— GIVEN TEXT —
*** Begin section ***

Court Opinion

ID: 9813110
Source: CourtListenerOpinion
Date Created: 2023-08-31 22:56:08.123813+00
Date Added: 2024-06-11T15:27:54.551113
License: Public Domain

HAMILTON, Senior Circuit Judge,
concurring:
The Appellees claim that they have a First Amendment right to access and disseminate sexually explicit materials on computers that are owned or leased by the Commonwealth. The Appellees’ access to, and dissemination of, sexually explicit materials is necessary for them to perform their duties as educators; but, nevertheless, the Appellees’ access to, and dissemination of, sexually explicit materials is accomplished in their capacities as state employees. Because the Appellees’ access to, and dissemination of, sexually explicit materials is accomplished in their capacities as state employees, the court today correctly concludes under the implicit holding of our en banc decision in Boring v. Buncombe County Board of Education, 136 F.3d 364 (4th Cir.) (en banc), cert. denied, 525 U.S. 813, 119 S.Ct. 47, 142 L.Ed.2d 36 (1998), that the speech in this case is employee, speech, and, therefore, not entitled to First Amendment protection. Furthermore, the court correctly rejects the Appellees’ contention that even if the Act is constitutionally valid as to the majority of state employees, it is invalid to the extent it infringes on the academic freedom rights of university faculty.

*** End section ***

Quote the entire court opinion, from its header through its final sentence. Nothing here requires the records.

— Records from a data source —
*** Begin section ***

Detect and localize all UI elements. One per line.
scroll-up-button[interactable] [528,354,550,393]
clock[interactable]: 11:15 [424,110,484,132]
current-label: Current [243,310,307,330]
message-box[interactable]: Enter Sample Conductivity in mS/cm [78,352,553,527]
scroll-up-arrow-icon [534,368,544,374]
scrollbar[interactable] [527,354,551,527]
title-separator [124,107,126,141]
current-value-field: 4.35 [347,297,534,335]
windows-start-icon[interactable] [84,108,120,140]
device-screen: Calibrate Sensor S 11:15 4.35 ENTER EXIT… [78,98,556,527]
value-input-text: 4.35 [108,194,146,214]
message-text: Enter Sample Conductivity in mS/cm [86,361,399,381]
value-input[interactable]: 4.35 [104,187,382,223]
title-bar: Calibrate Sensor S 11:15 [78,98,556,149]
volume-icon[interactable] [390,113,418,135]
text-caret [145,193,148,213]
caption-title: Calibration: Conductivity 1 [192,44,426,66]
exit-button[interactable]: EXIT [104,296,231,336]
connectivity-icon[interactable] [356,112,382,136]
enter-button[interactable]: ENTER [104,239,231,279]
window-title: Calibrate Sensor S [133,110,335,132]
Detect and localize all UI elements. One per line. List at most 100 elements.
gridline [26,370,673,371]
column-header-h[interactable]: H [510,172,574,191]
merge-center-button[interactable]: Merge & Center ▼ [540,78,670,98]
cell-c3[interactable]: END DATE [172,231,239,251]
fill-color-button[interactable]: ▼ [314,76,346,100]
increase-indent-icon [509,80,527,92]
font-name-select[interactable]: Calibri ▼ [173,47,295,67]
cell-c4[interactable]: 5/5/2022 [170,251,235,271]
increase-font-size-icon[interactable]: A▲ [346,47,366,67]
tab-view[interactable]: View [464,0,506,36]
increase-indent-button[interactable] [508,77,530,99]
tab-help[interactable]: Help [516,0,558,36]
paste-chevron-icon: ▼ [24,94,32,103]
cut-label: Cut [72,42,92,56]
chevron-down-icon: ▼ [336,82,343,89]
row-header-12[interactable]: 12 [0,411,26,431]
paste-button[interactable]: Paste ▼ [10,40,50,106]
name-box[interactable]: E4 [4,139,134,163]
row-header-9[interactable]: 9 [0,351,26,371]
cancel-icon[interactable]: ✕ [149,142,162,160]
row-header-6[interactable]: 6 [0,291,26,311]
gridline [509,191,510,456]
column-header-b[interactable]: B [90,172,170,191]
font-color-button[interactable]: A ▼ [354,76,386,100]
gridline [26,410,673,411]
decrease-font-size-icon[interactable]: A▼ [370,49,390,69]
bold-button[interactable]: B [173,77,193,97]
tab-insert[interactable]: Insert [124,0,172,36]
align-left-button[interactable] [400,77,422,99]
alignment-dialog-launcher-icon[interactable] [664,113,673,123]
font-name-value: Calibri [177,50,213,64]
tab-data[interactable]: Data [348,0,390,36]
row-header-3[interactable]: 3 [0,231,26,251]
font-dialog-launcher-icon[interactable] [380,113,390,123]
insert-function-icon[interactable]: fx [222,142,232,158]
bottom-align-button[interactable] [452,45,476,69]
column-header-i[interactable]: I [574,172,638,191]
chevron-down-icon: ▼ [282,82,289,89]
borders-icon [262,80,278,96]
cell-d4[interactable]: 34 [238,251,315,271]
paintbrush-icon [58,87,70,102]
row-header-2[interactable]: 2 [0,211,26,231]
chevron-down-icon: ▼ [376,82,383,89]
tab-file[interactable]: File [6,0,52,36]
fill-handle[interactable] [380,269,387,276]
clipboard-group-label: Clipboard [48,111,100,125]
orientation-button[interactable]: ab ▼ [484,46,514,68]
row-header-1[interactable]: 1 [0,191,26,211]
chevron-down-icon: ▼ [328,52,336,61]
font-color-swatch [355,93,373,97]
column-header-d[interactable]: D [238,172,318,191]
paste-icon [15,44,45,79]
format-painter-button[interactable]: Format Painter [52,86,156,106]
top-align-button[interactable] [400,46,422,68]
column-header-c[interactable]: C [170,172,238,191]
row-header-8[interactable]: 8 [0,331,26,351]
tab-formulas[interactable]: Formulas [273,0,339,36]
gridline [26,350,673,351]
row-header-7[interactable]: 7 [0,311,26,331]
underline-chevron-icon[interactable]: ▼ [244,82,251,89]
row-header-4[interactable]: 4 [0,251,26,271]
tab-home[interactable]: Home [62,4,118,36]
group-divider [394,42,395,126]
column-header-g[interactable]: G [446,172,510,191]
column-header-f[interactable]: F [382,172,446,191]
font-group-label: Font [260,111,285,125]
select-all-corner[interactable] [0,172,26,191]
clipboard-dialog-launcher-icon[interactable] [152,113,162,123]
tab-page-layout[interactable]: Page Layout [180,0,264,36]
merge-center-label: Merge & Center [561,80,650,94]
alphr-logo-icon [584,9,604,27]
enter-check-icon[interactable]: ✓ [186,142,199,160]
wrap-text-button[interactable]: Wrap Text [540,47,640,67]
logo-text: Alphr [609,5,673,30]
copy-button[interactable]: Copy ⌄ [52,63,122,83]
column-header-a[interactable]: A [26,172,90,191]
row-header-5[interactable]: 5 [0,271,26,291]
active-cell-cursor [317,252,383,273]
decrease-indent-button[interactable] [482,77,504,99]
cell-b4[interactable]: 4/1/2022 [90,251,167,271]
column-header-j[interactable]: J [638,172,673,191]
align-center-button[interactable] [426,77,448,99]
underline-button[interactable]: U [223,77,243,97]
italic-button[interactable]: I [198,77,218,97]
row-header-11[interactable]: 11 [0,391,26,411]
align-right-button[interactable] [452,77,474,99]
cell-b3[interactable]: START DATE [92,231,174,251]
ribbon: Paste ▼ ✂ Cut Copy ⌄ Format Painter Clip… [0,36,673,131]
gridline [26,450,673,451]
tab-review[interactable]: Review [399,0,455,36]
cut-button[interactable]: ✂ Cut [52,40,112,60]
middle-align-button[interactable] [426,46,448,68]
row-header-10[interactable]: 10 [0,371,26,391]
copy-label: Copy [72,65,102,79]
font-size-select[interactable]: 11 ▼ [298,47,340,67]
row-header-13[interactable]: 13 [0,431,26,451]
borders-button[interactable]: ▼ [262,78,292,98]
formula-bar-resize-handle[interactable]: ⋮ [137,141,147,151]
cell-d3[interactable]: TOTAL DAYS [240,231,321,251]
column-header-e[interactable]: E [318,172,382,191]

*** End section ***

— EXERCISE SOLUTION —
Court Opinion

ID: 9813110
Source: CourtListenerOpinion
Date Created: 2023-08-31 22:56:08.123813+00
Date Added: 2024-06-11T15:27:54.551113
License: Public Domain

HAMILTON, Senior Circuit Judge,
concurring:
The Appellees claim that they have a First Amendment right to access and disseminate sexually explicit materials on computers that are owned or leased by the Commonwealth. The Appellees’ access to, and dissemination of, sexually explicit materials is necessary for them to perform their duties as educators; but, nevertheless, the Appellees’ access to, and dissemination of, sexually explicit materials is accomplished in their capacities as state employees. Because the Appellees’ access to, and dissemination of, sexually explicit materials is accomplished in their capacities as state employees, the court today correctly concludes under the implicit holding of our en banc decision in Boring v. Buncombe County Board of Education, 136 F.3d 364 (4th Cir.) (en banc), cert. denied, 525 U.S. 813, 119 S.Ct. 47, 142 L.Ed.2d 36 (1998), that the speech in this case is employee, speech, and, therefore, not entitled to First Amendment protection. Furthermore, the court correctly rejects the Appellees’ contention that even if the Act is constitutionally valid as to the majority of state employees, it is invalid to the extent it infringes on the academic freedom rights of university faculty.